_Description of the task_
The entries below are to be transcribed in full, without their images.

^^^^^^^^^^^^^^^^

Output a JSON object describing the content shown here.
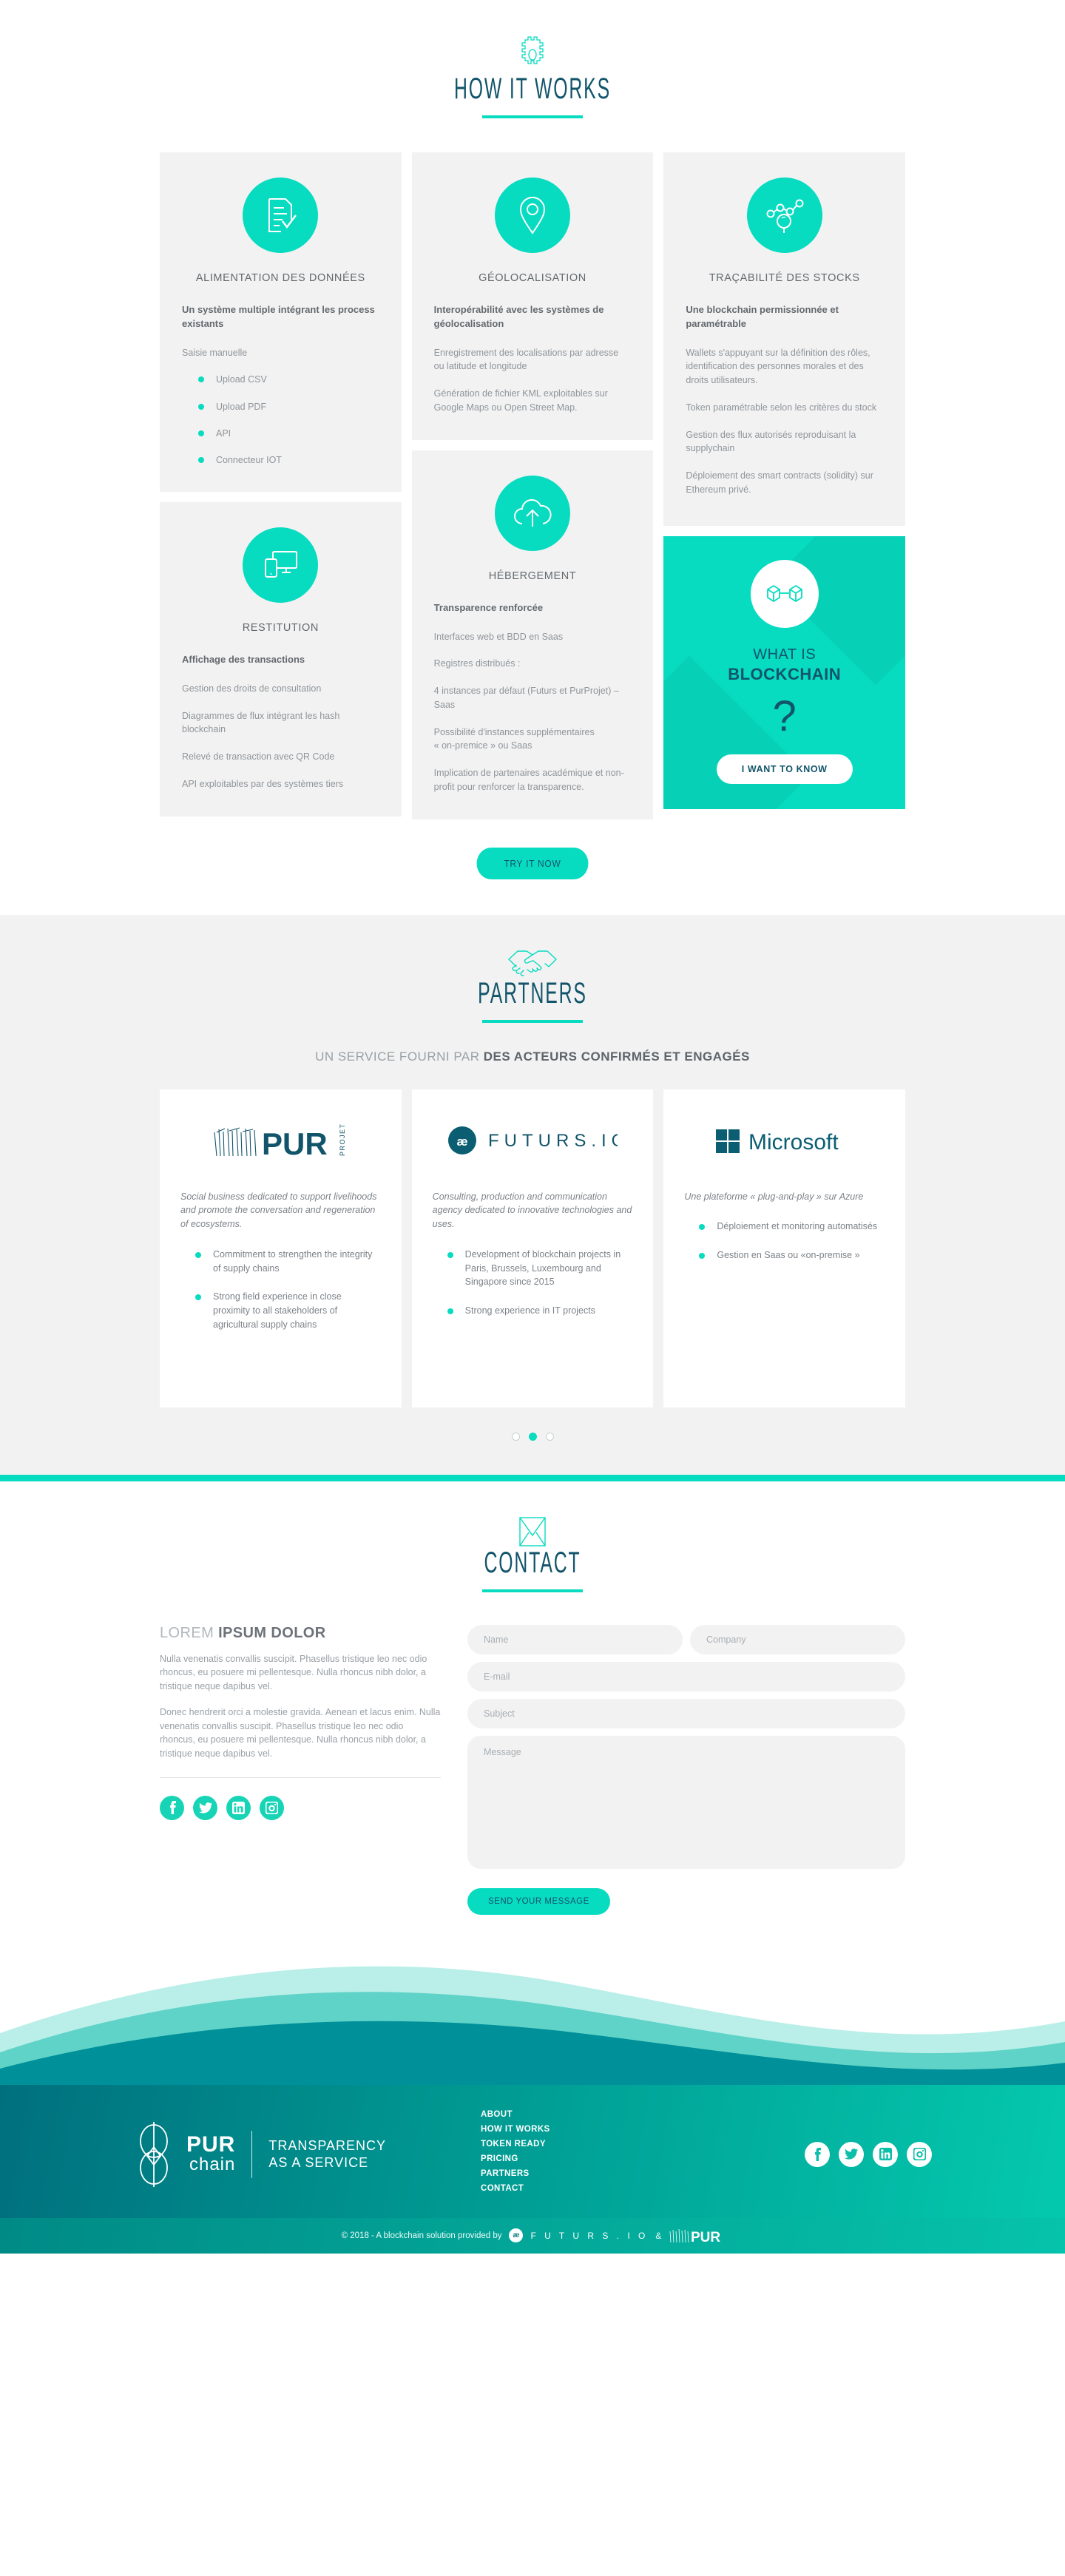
{
  "how": {
    "icon": "gear-icon",
    "title": "HOW IT WORKS",
    "cards": [
      {
        "icon": "document-check-icon",
        "title": "ALIMENTATION DES DONNÉES",
        "lead": "Un système multiple intégrant les process existants",
        "paragraphs": [
          "Saisie manuelle"
        ],
        "bullets": [
          "Upload CSV",
          "Upload PDF",
          "API",
          "Connecteur IOT"
        ]
      },
      {
        "icon": "map-pin-icon",
        "title": "GÉOLOCALISATION",
        "lead": "Interopérabilité avec les systèmes de géolocalisation",
        "paragraphs": [
          "Enregistrement des localisations par adresse ou latitude et longitude",
          "Génération de fichier KML exploitables sur Google Maps ou Open Street Map."
        ],
        "bullets": []
      },
      {
        "icon": "network-search-icon",
        "title": "TRAÇABILITÉ DES STOCKS",
        "lead": "Une blockchain permissionnée et paramétrable",
        "paragraphs": [
          "Wallets s'appuyant sur la définition des rôles, identification des personnes morales et des droits utilisateurs.",
          "Token paramétrable selon les critères du stock",
          "Gestion des flux autorisés reproduisant la supplychain",
          "Déploiement des smart contracts (solidity) sur Ethereum privé."
        ],
        "bullets": []
      },
      {
        "icon": "devices-icon",
        "title": "RESTITUTION",
        "lead": "Affichage des transactions",
        "paragraphs": [
          "Gestion des droits de consultation",
          "Diagrammes de flux intégrant les hash blockchain",
          "Relevé de transaction avec QR Code",
          "API exploitables par des systèmes tiers"
        ],
        "bullets": []
      },
      {
        "icon": "cloud-upload-icon",
        "title": "HÉBERGEMENT",
        "lead": "Transparence renforcée",
        "paragraphs": [
          "Interfaces web et BDD en Saas",
          "Registres distribués :",
          "4 instances par défaut (Futurs et PurProjet) – Saas",
          "Possibilité d'instances supplémentaires\n« on-premice » ou Saas",
          "Implication de partenaires académique et non-profit pour renforcer la transparence."
        ],
        "bullets": []
      }
    ],
    "promo": {
      "icon": "blocks-link-icon",
      "line1": "WHAT IS",
      "line2": "BLOCKCHAIN",
      "question": "?",
      "button": "I WANT TO KNOW"
    },
    "try_button": "TRY IT NOW"
  },
  "partners": {
    "icon": "handshake-icon",
    "title": "PARTNERS",
    "subtitle_light": "UN SERVICE FOURNI PAR",
    "subtitle_bold": "DES ACTEURS CONFIRMÉS ET ENGAGÉS",
    "cards": [
      {
        "logo": "pur-projet-logo",
        "logo_text": "PUR",
        "logo_sub": "PROJET",
        "description": "Social business dedicated to support livelihoods and promote the conversation and regeneration of ecosystems.",
        "bullets": [
          "Commitment to strengthen the integrity of supply chains",
          "Strong field experience in close proximity to all stakeholders of agricultural supply chains"
        ]
      },
      {
        "logo": "futurs-io-logo",
        "logo_text": "F U T U R S . I O",
        "description": "Consulting, production and communication agency dedicated to innovative technologies and uses.",
        "bullets": [
          "Development of blockchain projects in Paris, Brussels, Luxembourg and Singapore since 2015",
          "Strong experience in IT projects"
        ]
      },
      {
        "logo": "microsoft-logo",
        "logo_text": "Microsoft",
        "description": "Une plateforme « plug-and-play » sur Azure",
        "bullets": [
          "Déploiement et monitoring automatisés",
          "Gestion en Saas ou «on-premise »"
        ]
      }
    ],
    "carousel_dots": 3,
    "carousel_active": 1
  },
  "contact": {
    "icon": "envelope-icon",
    "title": "CONTACT",
    "heading_light": "LOREM",
    "heading_bold": "IPSUM DOLOR",
    "paragraphs": [
      "Nulla venenatis convallis suscipit. Phasellus tristique leo nec odio rhoncus, eu posuere mi pellentesque. Nulla rhoncus nibh dolor, a tristique neque dapibus vel.",
      "Donec hendrerit orci a molestie gravida. Aenean et lacus enim. Nulla venenatis convallis suscipit. Phasellus tristique leo nec odio rhoncus, eu posuere mi pellentesque. Nulla rhoncus nibh dolor, a tristique neque dapibus vel."
    ],
    "socials": [
      "facebook-icon",
      "twitter-icon",
      "linkedin-icon",
      "instagram-icon"
    ],
    "form": {
      "name_placeholder": "Name",
      "company_placeholder": "Company",
      "email_placeholder": "E-mail",
      "subject_placeholder": "Subject",
      "message_placeholder": "Message",
      "submit_label": "SEND YOUR MESSAGE"
    }
  },
  "footer": {
    "brand_pur": "PUR",
    "brand_chain": "chain",
    "tagline_line1": "TRANSPARENCY",
    "tagline_line2": "AS A SERVICE",
    "nav": [
      "ABOUT",
      "HOW IT WORKS",
      "TOKEN READY",
      "PRICING",
      "PARTNERS",
      "CONTACT"
    ],
    "socials": [
      "facebook-icon",
      "twitter-icon",
      "linkedin-icon",
      "instagram-icon"
    ],
    "copyright": "© 2018 - A blockchain solution provided by",
    "credit_futurs": "F U T U R S . I O",
    "credit_amp": "&",
    "credit_pur": "PUR"
  },
  "colors": {
    "accent": "#07dbc0",
    "dark_teal": "#12556b",
    "card_bg": "#f2f2f2",
    "text_grey": "#90959a"
  }
}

^^^^^^^^^^^^^^^^

_Answer to the task_
Output a JSON object describing the content shown here.
{
  "how": {
    "icon": "gear-icon",
    "title": "HOW IT WORKS",
    "cards": [
      {
        "icon": "document-check-icon",
        "title": "ALIMENTATION DES DONNÉES",
        "lead": "Un système multiple intégrant les process existants",
        "paragraphs": [
          "Saisie manuelle"
        ],
        "bullets": [
          "Upload CSV",
          "Upload PDF",
          "API",
          "Connecteur IOT"
        ]
      },
      {
        "icon": "map-pin-icon",
        "title": "GÉOLOCALISATION",
        "lead": "Interopérabilité avec les systèmes de géolocalisation",
        "paragraphs": [
          "Enregistrement des localisations par adresse ou latitude et longitude",
          "Génération de fichier KML exploitables sur Google Maps ou Open Street Map."
        ],
        "bullets": []
      },
      {
        "icon": "network-search-icon",
        "title": "TRAÇABILITÉ DES STOCKS",
        "lead": "Une blockchain permissionnée et paramétrable",
        "paragraphs": [
          "Wallets s'appuyant sur la définition des rôles, identification des personnes morales et des droits utilisateurs.",
          "Token paramétrable selon les critères du stock",
          "Gestion des flux autorisés reproduisant la supplychain",
          "Déploiement des smart contracts (solidity) sur Ethereum privé."
        ],
        "bullets": []
      },
      {
        "icon": "devices-icon",
        "title": "RESTITUTION",
        "lead": "Affichage des transactions",
        "paragraphs": [
          "Gestion des droits de consultation",
          "Diagrammes de flux intégrant les hash blockchain",
          "Relevé de transaction avec QR Code",
          "API exploitables par des systèmes tiers"
        ],
        "bullets": []
      },
      {
        "icon": "cloud-upload-icon",
        "title": "HÉBERGEMENT",
        "lead": "Transparence renforcée",
        "paragraphs": [
          "Interfaces web et BDD en Saas",
          "Registres distribués :",
          "4 instances par défaut (Futurs et PurProjet) – Saas",
          "Possibilité d'instances supplémentaires\n« on-premice » ou Saas",
          "Implication de partenaires académique et non-profit pour renforcer la transparence."
        ],
        "bullets": []
      }
    ],
    "promo": {
      "icon": "blocks-link-icon",
      "line1": "WHAT IS",
      "line2": "BLOCKCHAIN",
      "question": "?",
      "button": "I WANT TO KNOW"
    },
    "try_button": "TRY IT NOW"
  },
  "partners": {
    "icon": "handshake-icon",
    "title": "PARTNERS",
    "subtitle_light": "UN SERVICE FOURNI PAR",
    "subtitle_bold": "DES ACTEURS CONFIRMÉS ET ENGAGÉS",
    "cards": [
      {
        "logo": "pur-projet-logo",
        "logo_text": "PUR",
        "logo_sub": "PROJET",
        "description": "Social business dedicated to support livelihoods and promote the conversation and regeneration of ecosystems.",
        "bullets": [
          "Commitment to strengthen the integrity of supply chains",
          "Strong field experience in close proximity to all stakeholders of agricultural supply chains"
        ]
      },
      {
        "logo": "futurs-io-logo",
        "logo_text": "F U T U R S . I O",
        "description": "Consulting, production and communication agency dedicated to innovative technologies and uses.",
        "bullets": [
          "Development of blockchain projects in Paris, Brussels, Luxembourg and Singapore since 2015",
          "Strong experience in IT projects"
        ]
      },
      {
        "logo": "microsoft-logo",
        "logo_text": "Microsoft",
        "description": "Une plateforme « plug-and-play » sur Azure",
        "bullets": [
          "Déploiement et monitoring automatisés",
          "Gestion en Saas ou «on-premise »"
        ]
      }
    ],
    "carousel_dots": 3,
    "carousel_active": 1
  },
  "contact": {
    "icon": "envelope-icon",
    "title": "CONTACT",
    "heading_light": "LOREM",
    "heading_bold": "IPSUM DOLOR",
    "paragraphs": [
      "Nulla venenatis convallis suscipit. Phasellus tristique leo nec odio rhoncus, eu posuere mi pellentesque. Nulla rhoncus nibh dolor, a tristique neque dapibus vel.",
      "Donec hendrerit orci a molestie gravida. Aenean et lacus enim. Nulla venenatis convallis suscipit. Phasellus tristique leo nec odio rhoncus, eu posuere mi pellentesque. Nulla rhoncus nibh dolor, a tristique neque dapibus vel."
    ],
    "socials": [
      "facebook-icon",
      "twitter-icon",
      "linkedin-icon",
      "instagram-icon"
    ],
    "form": {
      "name_placeholder": "Name",
      "company_placeholder": "Company",
      "email_placeholder": "E-mail",
      "subject_placeholder": "Subject",
      "message_placeholder": "Message",
      "submit_label": "SEND YOUR MESSAGE"
    }
  },
  "footer": {
    "brand_pur": "PUR",
    "brand_chain": "chain",
    "tagline_line1": "TRANSPARENCY",
    "tagline_line2": "AS A SERVICE",
    "nav": [
      "ABOUT",
      "HOW IT WORKS",
      "TOKEN READY",
      "PRICING",
      "PARTNERS",
      "CONTACT"
    ],
    "socials": [
      "facebook-icon",
      "twitter-icon",
      "linkedin-icon",
      "instagram-icon"
    ],
    "copyright": "© 2018 - A blockchain solution provided by",
    "credit_futurs": "F U T U R S . I O",
    "credit_amp": "&",
    "credit_pur": "PUR"
  },
  "colors": {
    "accent": "#07dbc0",
    "dark_teal": "#12556b",
    "card_bg": "#f2f2f2",
    "text_grey": "#90959a"
  }
}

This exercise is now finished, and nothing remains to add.